WORK INSTRUCTIONS
Return all lines where the word "Muut" can be found.

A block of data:
# # #

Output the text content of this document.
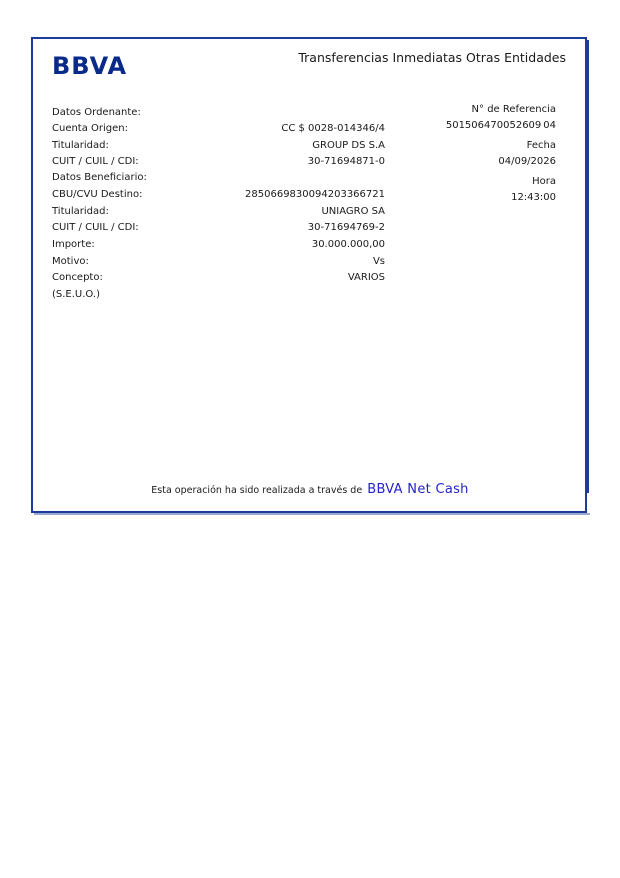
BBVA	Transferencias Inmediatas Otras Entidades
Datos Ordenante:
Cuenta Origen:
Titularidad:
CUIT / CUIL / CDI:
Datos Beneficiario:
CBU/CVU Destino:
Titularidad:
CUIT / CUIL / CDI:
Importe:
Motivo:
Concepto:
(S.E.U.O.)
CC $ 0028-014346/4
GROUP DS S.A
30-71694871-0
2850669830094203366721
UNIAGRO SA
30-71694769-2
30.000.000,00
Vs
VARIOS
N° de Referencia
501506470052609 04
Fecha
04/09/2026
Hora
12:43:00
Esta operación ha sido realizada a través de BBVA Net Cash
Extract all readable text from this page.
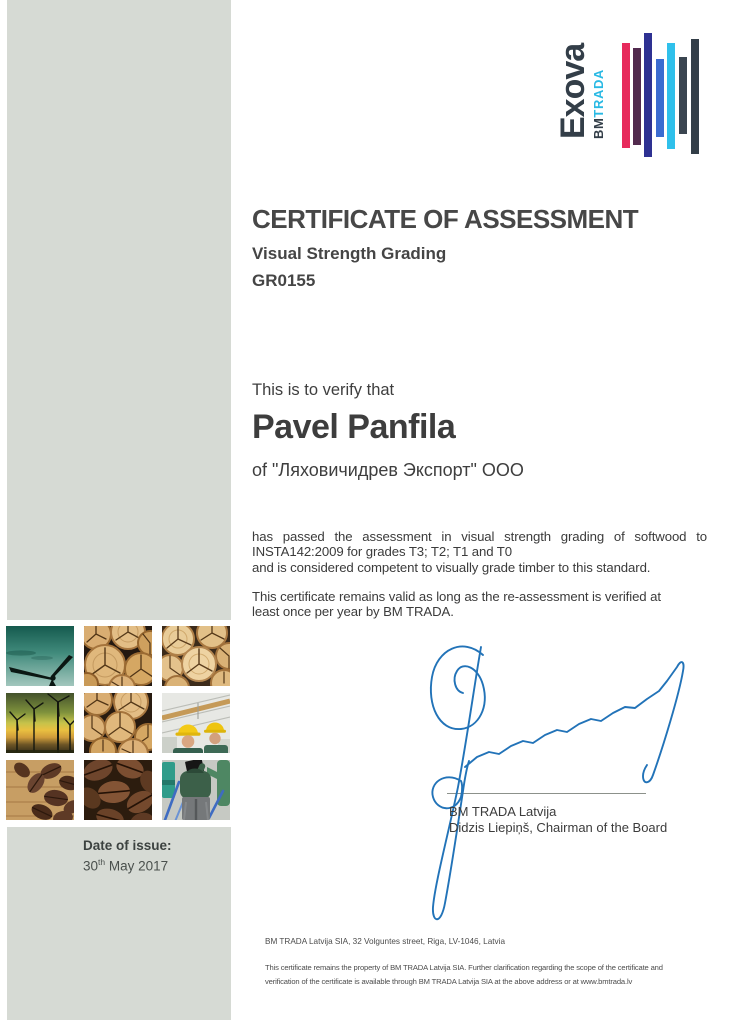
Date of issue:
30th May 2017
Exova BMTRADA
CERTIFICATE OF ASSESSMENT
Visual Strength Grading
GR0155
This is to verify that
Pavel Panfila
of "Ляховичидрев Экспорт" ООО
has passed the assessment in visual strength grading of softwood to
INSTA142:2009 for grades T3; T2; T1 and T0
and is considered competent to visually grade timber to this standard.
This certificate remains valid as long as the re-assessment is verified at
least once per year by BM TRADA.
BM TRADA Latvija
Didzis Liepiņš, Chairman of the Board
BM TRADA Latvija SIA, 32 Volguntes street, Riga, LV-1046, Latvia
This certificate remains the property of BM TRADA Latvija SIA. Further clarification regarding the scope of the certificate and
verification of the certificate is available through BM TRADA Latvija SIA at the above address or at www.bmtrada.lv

# # #

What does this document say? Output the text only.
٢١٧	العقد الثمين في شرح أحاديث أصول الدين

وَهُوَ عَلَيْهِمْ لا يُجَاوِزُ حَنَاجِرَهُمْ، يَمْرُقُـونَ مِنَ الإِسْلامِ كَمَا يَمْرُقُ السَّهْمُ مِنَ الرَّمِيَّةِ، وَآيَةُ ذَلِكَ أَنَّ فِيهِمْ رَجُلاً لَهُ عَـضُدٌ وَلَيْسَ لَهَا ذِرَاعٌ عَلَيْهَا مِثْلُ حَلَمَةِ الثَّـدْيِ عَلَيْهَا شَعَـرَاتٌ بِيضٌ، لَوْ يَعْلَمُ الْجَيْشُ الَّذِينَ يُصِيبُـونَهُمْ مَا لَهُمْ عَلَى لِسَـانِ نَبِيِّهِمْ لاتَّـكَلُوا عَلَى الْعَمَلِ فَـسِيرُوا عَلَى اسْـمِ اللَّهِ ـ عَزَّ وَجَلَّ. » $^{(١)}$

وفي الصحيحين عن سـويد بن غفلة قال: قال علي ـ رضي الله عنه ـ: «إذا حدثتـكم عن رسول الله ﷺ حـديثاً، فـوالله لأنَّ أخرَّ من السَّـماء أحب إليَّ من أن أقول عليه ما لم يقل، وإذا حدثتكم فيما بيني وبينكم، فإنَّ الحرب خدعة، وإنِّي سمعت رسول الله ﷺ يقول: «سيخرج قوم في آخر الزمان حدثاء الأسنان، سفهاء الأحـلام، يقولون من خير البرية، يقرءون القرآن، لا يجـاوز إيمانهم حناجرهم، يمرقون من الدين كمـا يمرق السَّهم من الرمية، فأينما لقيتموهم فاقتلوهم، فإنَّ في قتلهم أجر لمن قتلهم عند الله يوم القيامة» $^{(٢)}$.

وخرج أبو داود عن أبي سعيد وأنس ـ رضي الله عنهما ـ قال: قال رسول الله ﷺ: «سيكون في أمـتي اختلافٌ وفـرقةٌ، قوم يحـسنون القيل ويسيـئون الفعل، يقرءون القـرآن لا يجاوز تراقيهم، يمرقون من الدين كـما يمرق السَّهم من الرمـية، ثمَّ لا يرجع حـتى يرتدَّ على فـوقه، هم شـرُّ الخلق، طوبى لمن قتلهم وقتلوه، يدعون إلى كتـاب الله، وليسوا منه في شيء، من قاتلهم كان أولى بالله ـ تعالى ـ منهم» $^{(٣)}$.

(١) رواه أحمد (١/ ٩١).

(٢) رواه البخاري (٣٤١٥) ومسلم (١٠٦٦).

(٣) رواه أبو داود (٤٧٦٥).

# # #

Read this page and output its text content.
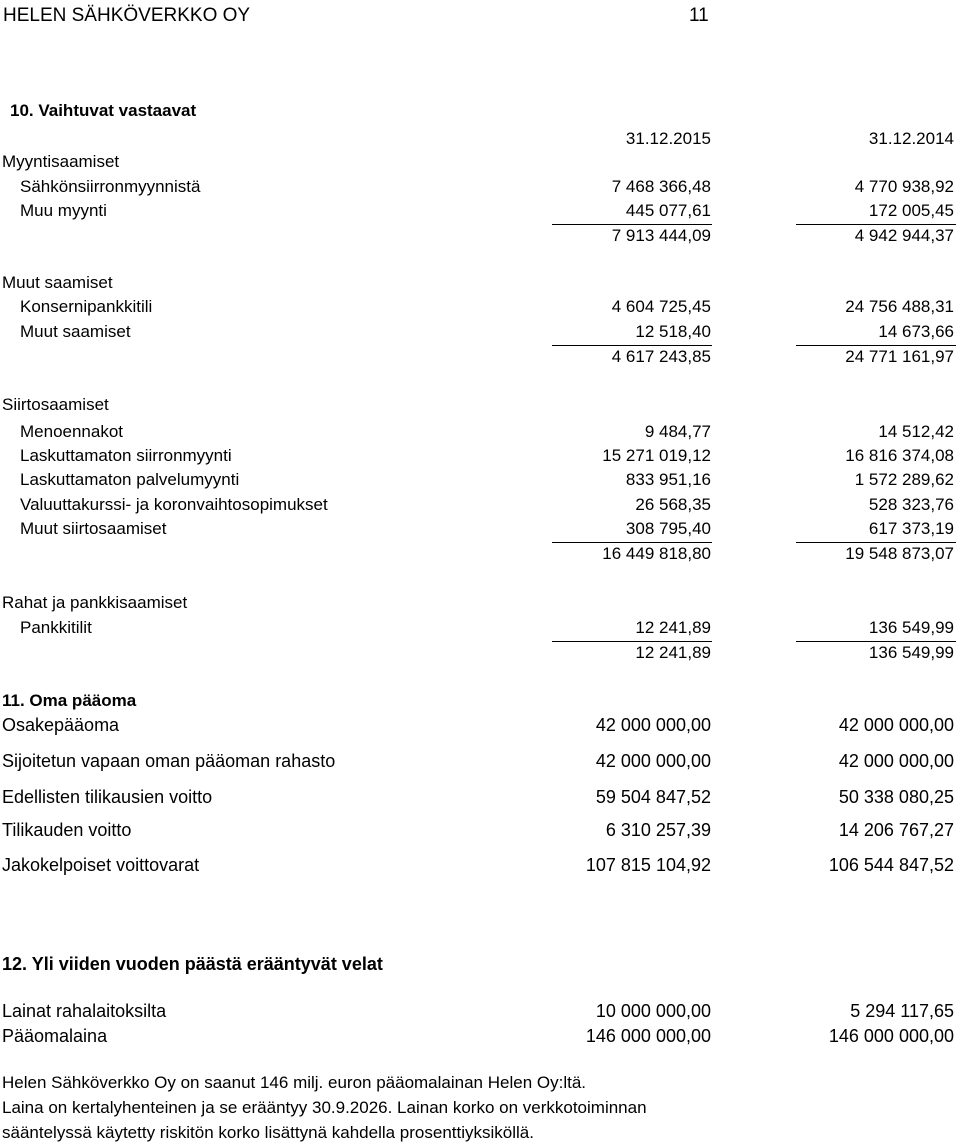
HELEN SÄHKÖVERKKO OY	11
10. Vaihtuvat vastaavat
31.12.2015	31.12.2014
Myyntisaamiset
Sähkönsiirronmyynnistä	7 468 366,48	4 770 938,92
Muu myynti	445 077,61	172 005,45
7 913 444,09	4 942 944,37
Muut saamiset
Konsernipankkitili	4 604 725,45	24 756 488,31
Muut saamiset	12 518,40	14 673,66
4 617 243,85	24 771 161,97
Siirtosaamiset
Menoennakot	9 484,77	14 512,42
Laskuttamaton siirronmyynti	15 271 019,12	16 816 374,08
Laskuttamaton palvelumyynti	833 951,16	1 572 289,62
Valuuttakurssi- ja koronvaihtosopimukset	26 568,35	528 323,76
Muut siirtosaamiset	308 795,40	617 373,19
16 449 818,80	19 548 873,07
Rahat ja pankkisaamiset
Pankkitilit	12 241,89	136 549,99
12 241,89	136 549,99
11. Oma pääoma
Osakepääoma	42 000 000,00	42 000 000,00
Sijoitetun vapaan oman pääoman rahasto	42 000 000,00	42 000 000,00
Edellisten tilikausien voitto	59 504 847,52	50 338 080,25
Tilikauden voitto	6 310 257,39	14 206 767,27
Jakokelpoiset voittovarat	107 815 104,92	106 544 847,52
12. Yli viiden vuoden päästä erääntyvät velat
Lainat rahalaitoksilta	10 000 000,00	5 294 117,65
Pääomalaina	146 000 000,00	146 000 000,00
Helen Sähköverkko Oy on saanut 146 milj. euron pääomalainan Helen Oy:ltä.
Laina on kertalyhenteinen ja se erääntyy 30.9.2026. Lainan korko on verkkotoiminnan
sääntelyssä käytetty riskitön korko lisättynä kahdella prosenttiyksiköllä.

# # #

ANSWER FOR THIS EXERCISE
Muut saamiset
Muut saamiset	12 518,40	14 673,66
Muut siirtosaamiset	308 795,40	617 373,19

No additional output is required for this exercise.